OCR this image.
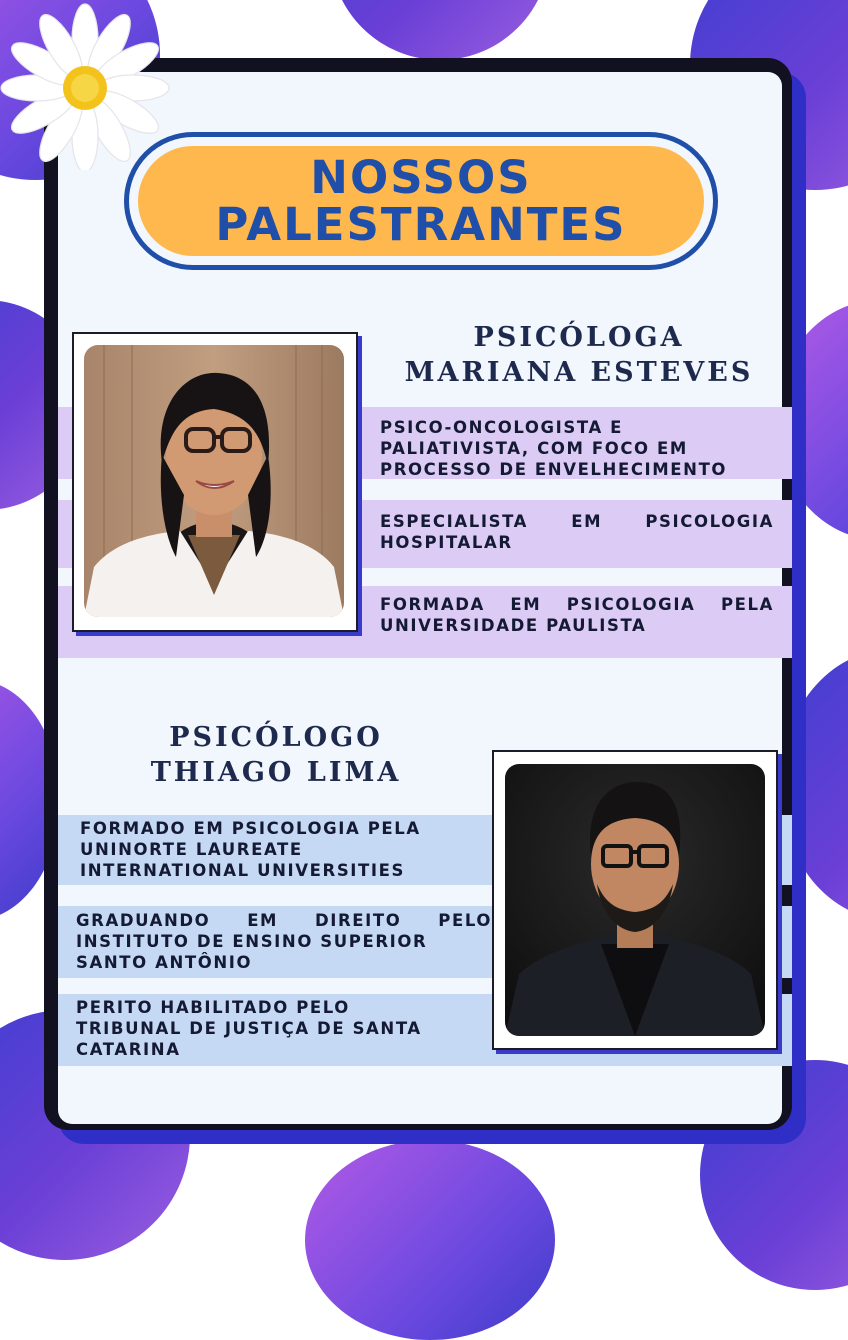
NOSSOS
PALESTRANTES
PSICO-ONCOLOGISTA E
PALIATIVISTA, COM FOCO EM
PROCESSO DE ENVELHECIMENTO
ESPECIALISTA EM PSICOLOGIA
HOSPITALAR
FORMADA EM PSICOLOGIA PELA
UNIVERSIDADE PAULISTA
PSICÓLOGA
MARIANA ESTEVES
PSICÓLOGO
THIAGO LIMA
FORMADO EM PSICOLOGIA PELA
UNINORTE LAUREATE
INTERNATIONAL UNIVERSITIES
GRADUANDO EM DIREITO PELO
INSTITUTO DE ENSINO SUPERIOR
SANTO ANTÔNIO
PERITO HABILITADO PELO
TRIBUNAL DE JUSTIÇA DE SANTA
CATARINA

________________________________________

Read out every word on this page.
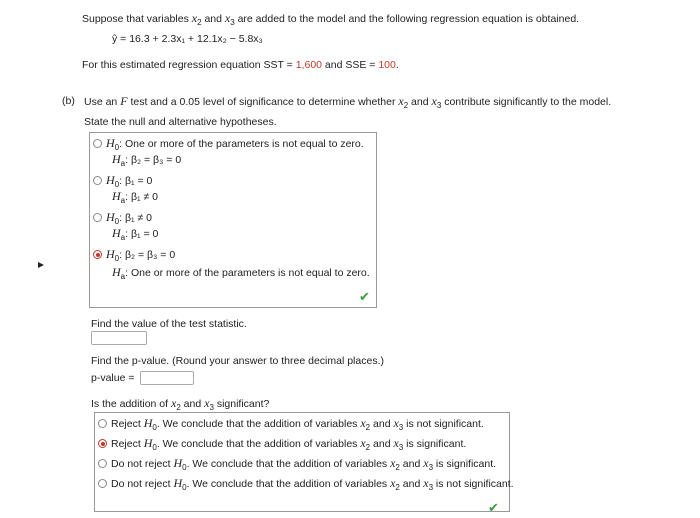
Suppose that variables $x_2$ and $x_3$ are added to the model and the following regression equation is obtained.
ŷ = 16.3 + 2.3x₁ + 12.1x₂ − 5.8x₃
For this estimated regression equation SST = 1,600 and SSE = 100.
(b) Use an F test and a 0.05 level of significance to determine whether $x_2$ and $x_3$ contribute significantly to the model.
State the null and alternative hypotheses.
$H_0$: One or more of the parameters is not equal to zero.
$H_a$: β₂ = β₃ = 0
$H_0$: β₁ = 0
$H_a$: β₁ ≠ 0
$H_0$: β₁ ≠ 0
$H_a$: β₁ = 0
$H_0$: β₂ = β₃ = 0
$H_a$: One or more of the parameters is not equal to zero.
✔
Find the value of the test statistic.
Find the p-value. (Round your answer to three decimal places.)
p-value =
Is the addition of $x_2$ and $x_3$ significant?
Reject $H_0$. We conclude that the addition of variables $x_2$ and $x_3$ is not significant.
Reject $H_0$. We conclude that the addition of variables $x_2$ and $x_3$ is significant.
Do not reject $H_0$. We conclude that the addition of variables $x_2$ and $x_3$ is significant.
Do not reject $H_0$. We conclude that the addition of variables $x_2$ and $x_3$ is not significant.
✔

________________________________________

BRIEF:
Pick every line with "Find" in it and copy it.

FULL ANSWER:
Find the value of the test statistic.
Find the p-value. (Round your answer to three decimal places.)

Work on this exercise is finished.